▶ EXTRACT:
/---
Mostly the result from repeated low-grade trauma which, in most cases, doesn’t generate any conscious awareness or inflammation. The inner part of the disc doesn’t have any nerve supply therefore it can’t generate any pain sensation. It is when the condition worsens over time, symptoms are usually felt.
Symptoms of Disc Degeneration
Sciatica (nerve pain in the legs) is the most widely reported and recognized symptom of disc-related issues.
Some sciatica patients might also have back pain but most of the cases are centered around leg pain. If the disc bulges but doesn’t compress any nerves, it might cause pain in the back region (primarily around the hip and buttocks section) and not down the leg.
If the disc itself is painful, it can produce a sensation of pain described as “deep” pain and it is not very easy to locate through the surface.
This pain can either be very sharp (might be referred to as nerve pain) or it can be a more generalized aching sensation that produces discomfort. A disc that is just irritated but hasn’t prolapsed through the annulus fibrosus region might feel very vulnerable similar to any other sprained structure like ankle or knee ligament.
“Too much pressure” in the back region is another sensation often reported and patients often need to lie down to ease the sensation.
Other Common Disc Degeneration Symptoms Include:
- pain when sitting
- pain when sneezing or coughing
- pain during bending
- pain while lifting
- morning stiffness
- pain when turning in bed
- shoulders or hips shifted to one side (lateral shift)
Degenerative Disc Disease Treatment
Physiotherapy treatment options depend on the severity and stage of the condition. The first and foremost priority should be unloading the disc using support strapping, muscle activation, corrective exercises, or in some cases Lumbar corset. One thing important to note here is that every effort should be made to avoid disc bulges progressing to a full hernia which requires surgical intervention. This is one of the main issues faced using different techniques to “put the disc back”
If the disc has shown some signs of recovery (which might take some days to several weeks), the next step in the rehabilitation process should be increasing movement, ensuring food postural muscular function, and increasing load tolerance with very carefully crafted and executed exercise sequences.
This is the most crucial part of the rehabilitation process and if it is not executed properly, it can easily cause a relapse.
Your Physiotherapist will prescribe exercise, this will be precisely selected, executed, and monitored.
\---
[Records drawn from a data source]
/---
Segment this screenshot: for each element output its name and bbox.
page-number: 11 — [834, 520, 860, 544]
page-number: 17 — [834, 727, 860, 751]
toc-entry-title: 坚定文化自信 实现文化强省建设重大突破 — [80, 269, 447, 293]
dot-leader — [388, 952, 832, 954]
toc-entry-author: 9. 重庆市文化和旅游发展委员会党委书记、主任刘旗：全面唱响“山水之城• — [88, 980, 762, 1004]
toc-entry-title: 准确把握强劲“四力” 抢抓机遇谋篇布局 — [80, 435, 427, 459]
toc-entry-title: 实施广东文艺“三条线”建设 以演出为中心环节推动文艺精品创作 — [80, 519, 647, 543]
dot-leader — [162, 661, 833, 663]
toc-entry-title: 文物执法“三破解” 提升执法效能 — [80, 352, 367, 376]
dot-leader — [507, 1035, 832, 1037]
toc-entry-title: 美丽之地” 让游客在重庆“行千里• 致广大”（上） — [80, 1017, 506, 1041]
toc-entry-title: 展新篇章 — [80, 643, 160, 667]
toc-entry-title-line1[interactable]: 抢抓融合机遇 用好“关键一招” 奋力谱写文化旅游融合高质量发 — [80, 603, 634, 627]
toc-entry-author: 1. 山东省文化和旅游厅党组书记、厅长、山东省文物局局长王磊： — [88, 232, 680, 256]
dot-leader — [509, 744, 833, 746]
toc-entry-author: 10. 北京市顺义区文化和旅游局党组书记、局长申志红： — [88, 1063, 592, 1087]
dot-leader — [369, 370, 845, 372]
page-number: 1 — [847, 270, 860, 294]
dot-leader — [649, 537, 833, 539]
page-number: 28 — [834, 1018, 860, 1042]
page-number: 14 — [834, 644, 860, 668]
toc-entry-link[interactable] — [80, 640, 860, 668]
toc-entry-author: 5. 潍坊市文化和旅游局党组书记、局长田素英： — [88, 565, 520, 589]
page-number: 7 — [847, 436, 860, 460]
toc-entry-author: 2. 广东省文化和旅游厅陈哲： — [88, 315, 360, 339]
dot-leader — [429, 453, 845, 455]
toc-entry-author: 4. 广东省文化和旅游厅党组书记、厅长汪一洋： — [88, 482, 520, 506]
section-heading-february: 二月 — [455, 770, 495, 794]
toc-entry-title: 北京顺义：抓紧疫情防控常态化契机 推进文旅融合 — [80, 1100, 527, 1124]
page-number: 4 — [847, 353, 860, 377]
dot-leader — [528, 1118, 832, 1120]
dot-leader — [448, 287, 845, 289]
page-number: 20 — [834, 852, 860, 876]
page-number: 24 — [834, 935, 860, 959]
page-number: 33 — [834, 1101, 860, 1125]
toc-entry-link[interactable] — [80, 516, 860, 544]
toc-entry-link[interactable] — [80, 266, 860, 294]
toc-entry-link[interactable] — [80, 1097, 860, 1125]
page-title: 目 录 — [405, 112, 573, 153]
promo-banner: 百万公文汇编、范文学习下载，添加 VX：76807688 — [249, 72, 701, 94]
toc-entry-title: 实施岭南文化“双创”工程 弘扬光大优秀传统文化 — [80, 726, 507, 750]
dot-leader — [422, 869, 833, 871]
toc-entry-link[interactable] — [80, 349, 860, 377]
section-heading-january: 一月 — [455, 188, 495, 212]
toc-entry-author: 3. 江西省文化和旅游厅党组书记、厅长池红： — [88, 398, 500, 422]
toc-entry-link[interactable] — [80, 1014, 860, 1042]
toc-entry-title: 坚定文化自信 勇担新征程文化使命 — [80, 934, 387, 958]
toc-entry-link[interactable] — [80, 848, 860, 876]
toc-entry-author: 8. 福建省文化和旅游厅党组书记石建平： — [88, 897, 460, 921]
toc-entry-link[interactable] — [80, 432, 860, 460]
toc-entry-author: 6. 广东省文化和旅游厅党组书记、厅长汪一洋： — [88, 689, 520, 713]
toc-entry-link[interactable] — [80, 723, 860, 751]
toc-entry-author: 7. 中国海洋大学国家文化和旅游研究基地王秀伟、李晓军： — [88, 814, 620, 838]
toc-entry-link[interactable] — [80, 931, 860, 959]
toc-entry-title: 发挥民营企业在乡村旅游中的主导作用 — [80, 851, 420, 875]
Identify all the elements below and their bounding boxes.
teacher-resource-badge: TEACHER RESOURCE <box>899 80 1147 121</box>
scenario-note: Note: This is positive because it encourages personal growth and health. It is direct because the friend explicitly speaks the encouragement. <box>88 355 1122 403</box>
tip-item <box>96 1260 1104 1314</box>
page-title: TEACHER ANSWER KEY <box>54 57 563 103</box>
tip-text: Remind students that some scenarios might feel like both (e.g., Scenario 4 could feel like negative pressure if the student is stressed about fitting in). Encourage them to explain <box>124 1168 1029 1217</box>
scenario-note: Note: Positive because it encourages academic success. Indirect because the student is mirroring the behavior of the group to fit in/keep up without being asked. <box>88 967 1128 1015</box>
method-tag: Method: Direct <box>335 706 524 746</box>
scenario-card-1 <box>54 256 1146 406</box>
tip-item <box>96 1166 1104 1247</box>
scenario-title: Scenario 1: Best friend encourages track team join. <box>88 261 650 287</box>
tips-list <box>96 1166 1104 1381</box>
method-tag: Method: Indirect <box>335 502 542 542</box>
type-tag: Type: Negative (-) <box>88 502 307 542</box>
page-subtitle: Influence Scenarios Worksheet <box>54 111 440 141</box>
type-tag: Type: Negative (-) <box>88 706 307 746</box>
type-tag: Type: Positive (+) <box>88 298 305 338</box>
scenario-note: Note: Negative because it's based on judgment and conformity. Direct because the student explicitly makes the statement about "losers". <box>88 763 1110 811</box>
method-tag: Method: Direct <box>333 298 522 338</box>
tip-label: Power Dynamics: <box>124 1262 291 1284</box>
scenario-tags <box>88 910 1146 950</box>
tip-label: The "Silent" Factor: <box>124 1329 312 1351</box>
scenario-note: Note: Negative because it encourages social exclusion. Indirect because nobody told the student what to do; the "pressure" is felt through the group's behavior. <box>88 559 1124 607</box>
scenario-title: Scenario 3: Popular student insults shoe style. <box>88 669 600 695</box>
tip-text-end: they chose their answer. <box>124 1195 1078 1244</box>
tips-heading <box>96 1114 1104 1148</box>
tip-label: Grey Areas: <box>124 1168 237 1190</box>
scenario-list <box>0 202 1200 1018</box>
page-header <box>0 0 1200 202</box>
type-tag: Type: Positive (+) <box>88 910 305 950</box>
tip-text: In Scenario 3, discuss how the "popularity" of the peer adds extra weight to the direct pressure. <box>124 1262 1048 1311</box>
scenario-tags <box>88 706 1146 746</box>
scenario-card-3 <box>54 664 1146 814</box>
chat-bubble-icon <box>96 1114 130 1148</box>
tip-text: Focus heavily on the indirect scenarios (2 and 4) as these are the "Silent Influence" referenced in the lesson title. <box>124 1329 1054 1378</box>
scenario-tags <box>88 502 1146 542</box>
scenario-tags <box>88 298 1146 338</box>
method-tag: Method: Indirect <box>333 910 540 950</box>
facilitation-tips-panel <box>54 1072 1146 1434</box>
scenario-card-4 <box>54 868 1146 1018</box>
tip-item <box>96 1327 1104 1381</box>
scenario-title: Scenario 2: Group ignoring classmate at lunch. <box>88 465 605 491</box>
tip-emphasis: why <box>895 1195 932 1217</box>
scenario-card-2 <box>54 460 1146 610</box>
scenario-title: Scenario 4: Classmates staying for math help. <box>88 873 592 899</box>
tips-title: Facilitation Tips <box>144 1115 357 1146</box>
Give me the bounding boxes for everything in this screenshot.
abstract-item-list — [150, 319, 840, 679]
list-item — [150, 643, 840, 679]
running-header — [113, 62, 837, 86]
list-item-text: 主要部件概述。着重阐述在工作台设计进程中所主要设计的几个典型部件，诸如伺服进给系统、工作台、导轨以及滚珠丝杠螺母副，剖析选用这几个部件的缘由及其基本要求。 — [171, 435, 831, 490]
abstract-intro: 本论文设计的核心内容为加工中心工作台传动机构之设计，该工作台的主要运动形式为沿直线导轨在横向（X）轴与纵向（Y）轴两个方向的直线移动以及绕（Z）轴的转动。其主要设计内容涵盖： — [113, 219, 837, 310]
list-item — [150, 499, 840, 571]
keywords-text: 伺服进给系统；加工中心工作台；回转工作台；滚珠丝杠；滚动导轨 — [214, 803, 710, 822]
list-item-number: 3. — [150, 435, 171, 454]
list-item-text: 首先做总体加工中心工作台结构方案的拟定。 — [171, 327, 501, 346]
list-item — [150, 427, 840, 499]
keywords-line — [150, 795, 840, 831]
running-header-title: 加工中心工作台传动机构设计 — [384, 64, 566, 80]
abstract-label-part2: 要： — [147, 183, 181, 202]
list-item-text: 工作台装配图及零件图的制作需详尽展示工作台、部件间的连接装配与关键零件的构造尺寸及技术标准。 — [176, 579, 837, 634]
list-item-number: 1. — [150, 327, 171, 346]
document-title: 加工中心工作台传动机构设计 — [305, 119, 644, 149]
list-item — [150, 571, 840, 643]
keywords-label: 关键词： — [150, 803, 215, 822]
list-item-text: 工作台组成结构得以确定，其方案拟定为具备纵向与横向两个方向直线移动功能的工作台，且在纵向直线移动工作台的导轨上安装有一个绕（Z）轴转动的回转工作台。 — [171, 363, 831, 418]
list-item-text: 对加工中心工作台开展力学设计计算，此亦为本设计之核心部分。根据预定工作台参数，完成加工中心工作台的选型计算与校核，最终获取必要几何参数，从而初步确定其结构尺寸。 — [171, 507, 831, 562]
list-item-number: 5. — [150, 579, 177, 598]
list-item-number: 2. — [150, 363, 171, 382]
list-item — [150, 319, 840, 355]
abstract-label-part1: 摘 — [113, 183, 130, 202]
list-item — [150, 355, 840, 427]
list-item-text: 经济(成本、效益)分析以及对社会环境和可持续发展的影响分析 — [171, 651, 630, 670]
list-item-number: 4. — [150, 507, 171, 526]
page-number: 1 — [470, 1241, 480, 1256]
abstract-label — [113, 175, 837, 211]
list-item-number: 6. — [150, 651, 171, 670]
\---
▶ WORK TO COMPLETE:
1. In the disc degeneration text, can you copy the passage verbatim, starting at the words "Mostly the result" and stopping after "are usually felt."?
2. According to the disc degeneration text, what is the most widely reported and recognized symptom of disc-related issues?
You won't need the records for any of this.

▶ RESULTS:
1.
Mostly the result from repeated low-grade trauma which, in most cases, doesn’t generate any conscious awareness or inflammation. The inner part of the disc doesn’t have any nerve supply therefore it can’t generate any pain sensation. It is when the condition worsens over time, symptoms are usually felt.

2. Sciatica, which is nerve pain in the legs.